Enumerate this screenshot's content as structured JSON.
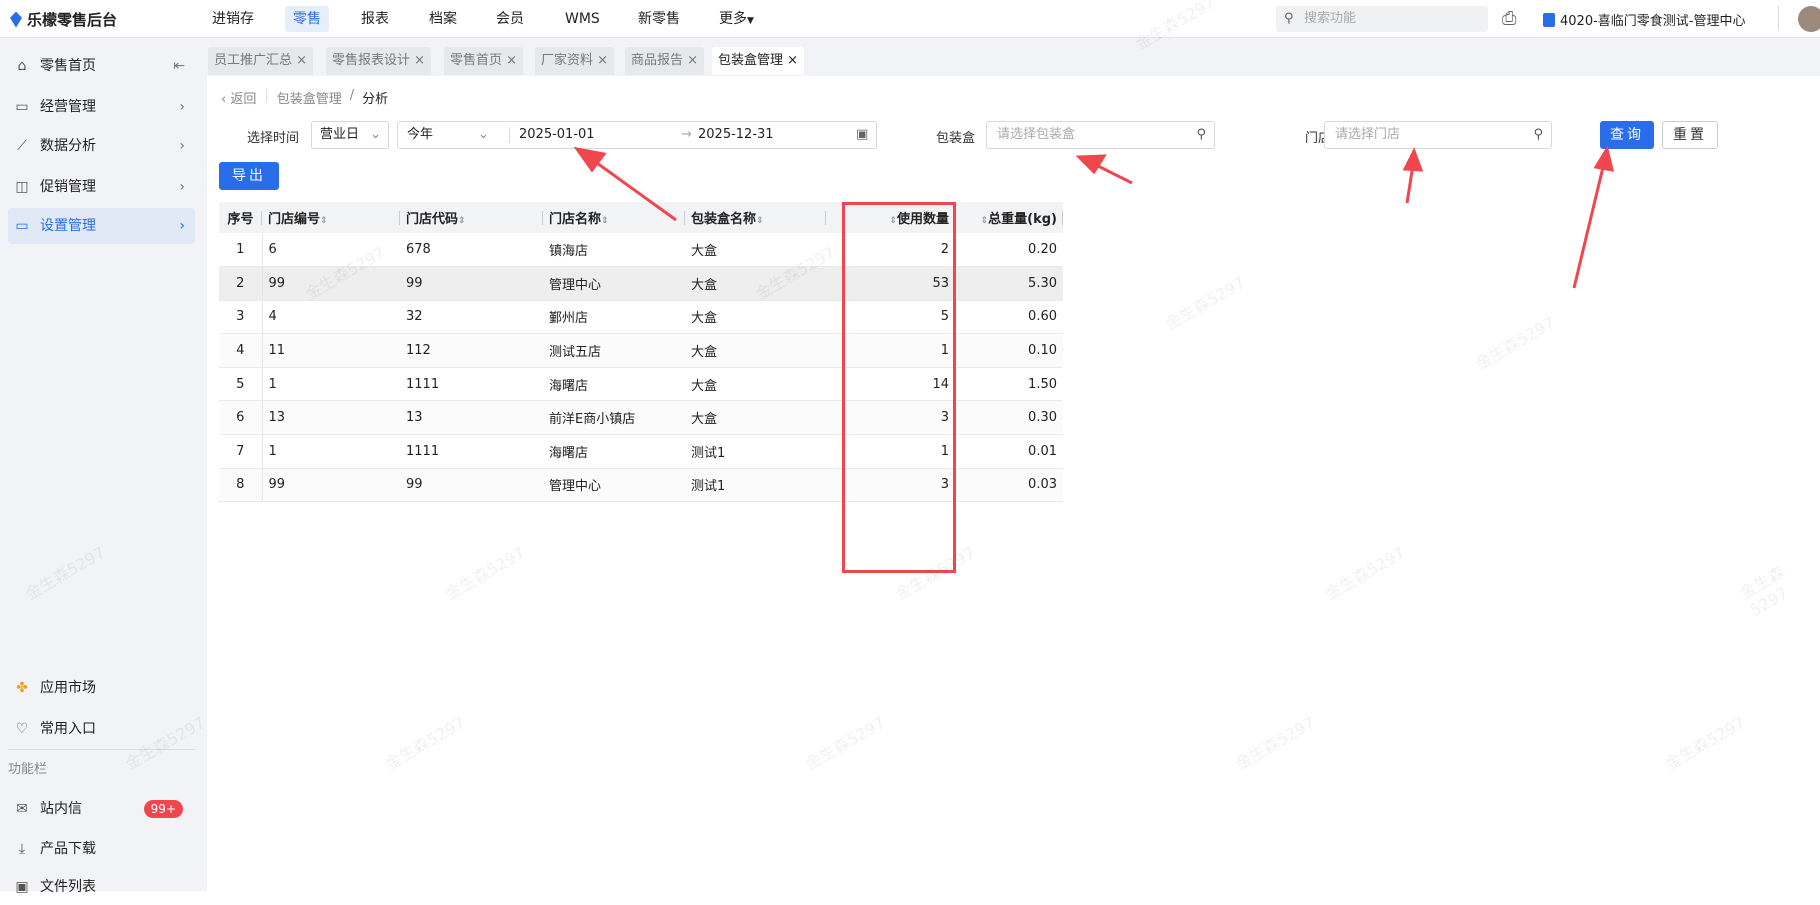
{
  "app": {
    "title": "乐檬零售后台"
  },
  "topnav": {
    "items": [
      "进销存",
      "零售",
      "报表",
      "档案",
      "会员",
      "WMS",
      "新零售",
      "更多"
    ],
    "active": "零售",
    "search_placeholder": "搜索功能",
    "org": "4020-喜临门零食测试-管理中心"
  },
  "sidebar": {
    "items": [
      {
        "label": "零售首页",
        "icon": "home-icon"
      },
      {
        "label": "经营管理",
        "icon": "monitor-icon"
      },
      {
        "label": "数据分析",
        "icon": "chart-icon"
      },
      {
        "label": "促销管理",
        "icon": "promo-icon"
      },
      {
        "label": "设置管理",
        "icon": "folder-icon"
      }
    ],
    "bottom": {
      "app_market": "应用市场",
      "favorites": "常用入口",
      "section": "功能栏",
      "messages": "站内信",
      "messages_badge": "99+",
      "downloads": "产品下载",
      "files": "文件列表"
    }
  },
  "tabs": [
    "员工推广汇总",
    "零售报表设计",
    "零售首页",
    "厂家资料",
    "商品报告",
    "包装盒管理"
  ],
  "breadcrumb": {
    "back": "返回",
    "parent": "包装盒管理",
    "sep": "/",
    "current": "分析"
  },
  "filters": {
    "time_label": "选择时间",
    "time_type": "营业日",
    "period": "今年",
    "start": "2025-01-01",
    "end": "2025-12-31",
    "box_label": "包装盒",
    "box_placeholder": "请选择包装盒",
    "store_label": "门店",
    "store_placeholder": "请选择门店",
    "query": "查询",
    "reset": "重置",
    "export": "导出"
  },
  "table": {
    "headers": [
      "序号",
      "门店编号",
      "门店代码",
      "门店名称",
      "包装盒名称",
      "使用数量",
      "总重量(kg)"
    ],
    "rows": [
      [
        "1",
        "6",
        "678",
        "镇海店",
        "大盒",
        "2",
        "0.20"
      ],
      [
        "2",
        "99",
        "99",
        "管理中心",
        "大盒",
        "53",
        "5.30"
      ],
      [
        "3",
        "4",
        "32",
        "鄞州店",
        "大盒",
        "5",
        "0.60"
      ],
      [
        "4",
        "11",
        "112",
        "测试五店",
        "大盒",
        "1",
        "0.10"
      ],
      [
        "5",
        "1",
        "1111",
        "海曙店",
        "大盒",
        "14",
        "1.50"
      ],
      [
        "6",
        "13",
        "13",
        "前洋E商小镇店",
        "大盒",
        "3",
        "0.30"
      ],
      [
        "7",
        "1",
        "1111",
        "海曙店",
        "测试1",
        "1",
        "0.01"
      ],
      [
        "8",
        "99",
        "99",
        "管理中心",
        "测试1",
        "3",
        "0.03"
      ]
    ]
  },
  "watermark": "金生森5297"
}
---
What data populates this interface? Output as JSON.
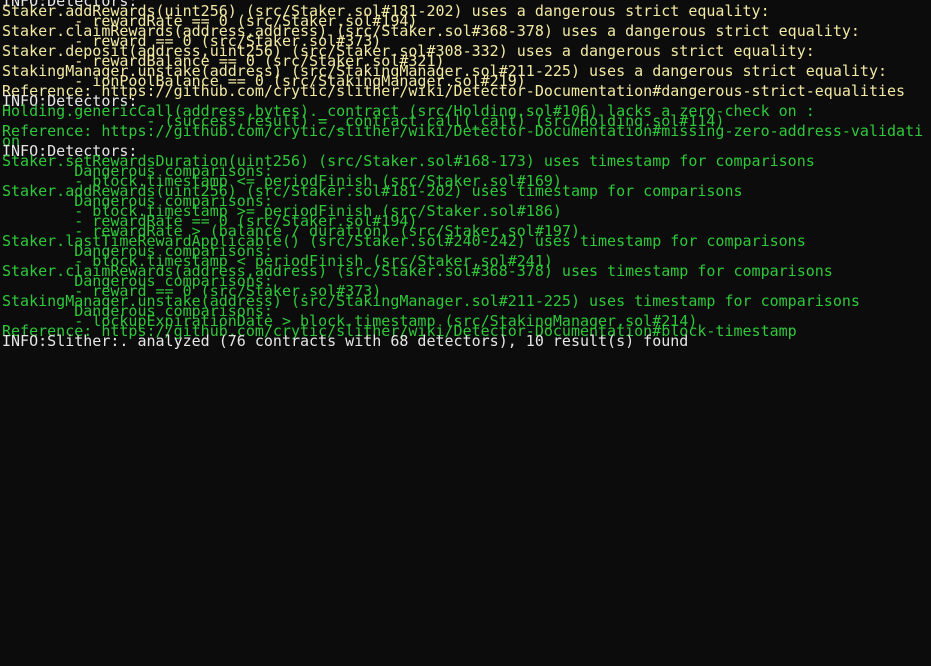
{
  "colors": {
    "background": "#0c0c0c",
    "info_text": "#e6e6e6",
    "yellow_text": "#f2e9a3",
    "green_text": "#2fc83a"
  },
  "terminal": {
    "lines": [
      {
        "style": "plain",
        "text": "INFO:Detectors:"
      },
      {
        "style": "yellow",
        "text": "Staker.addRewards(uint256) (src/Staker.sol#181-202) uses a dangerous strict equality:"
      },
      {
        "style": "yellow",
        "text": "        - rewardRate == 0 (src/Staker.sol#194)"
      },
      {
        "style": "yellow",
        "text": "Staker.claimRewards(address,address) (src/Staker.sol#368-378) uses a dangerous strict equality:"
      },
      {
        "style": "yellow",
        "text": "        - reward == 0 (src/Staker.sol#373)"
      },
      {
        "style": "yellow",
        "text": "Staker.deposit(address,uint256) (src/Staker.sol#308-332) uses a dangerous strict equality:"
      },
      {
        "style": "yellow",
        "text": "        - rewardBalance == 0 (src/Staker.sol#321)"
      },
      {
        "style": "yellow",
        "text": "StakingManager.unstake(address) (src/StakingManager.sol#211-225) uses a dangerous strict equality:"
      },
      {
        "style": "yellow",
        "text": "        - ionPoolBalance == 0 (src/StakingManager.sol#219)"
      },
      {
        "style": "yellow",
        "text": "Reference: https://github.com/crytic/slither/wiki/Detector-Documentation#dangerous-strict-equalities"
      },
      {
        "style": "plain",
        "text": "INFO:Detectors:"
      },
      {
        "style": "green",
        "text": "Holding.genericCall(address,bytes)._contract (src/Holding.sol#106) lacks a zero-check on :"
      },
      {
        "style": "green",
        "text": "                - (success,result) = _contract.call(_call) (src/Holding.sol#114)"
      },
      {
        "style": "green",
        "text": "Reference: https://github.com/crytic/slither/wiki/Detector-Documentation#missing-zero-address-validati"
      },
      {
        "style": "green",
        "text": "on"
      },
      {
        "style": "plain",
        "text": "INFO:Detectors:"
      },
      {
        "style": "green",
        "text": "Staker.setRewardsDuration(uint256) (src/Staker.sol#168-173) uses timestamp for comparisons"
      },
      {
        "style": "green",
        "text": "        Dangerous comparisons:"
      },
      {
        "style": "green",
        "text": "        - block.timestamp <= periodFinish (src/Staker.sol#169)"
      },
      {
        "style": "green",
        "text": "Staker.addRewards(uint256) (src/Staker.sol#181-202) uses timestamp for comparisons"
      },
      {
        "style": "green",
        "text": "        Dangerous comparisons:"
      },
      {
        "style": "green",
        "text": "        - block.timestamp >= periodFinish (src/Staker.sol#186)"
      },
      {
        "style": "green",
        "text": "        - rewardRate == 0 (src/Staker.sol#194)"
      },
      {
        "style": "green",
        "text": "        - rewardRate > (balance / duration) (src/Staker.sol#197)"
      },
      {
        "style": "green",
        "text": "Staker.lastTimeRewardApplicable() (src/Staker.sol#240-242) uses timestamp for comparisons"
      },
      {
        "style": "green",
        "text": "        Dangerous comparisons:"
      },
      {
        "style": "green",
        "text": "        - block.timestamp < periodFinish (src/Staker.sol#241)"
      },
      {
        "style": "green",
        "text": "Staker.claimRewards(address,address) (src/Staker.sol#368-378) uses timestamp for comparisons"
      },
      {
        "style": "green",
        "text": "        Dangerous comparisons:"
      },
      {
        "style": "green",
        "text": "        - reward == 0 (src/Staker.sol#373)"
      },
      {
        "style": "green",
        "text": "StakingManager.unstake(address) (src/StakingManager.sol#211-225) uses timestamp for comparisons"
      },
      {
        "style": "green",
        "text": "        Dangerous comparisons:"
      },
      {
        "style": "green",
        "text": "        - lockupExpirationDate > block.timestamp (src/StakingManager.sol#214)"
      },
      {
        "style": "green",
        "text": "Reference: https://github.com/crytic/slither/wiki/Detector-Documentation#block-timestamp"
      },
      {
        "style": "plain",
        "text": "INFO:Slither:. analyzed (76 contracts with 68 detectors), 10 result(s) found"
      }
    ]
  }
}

# [What the task asks]
Determine how many lines above contain "addRewards" as a word or string. Give the number alone.

# [Worked answer]
2